Aim of the exercise: Where a line holds the word "chipmunk", copy that line.

Stored items:
--- BEGIN ---
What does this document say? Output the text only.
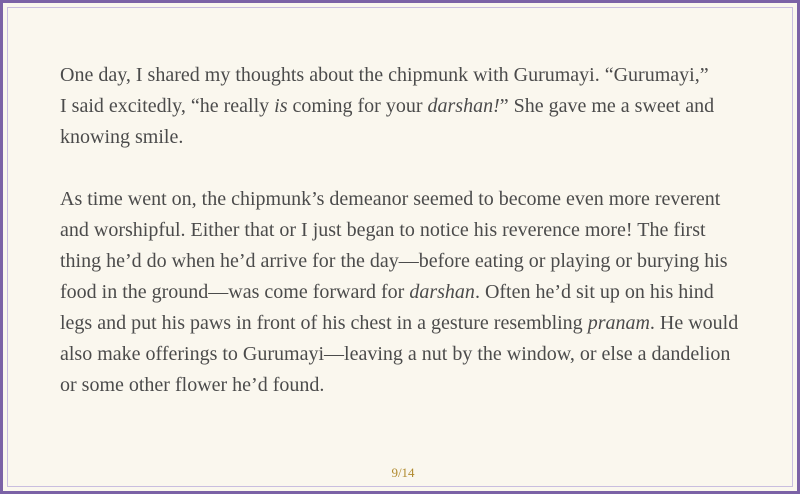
One day, I shared my thoughts about the chipmunk with Gurumayi. “Gurumayi,”
I said excitedly, “he really is coming for your darshan!” She gave me a sweet and
knowing smile.

As time went on, the chipmunk’s demeanor seemed to become even more reverent
and worshipful. Either that or I just began to notice his reverence more! The first
thing he’d do when he’d arrive for the day—before eating or playing or burying his
food in the ground—was come forward for darshan. Often he’d sit up on his hind
legs and put his paws in front of his chest in a gesture resembling pranam. He would
also make offerings to Gurumayi—leaving a nut by the window, or else a dandelion
or some other flower he’d found.

9/14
--- END ---
Finished task:
One day, I shared my thoughts about the chipmunk with Gurumayi. “Gurumayi,”
As time went on, the chipmunk’s demeanor seemed to become even more reverent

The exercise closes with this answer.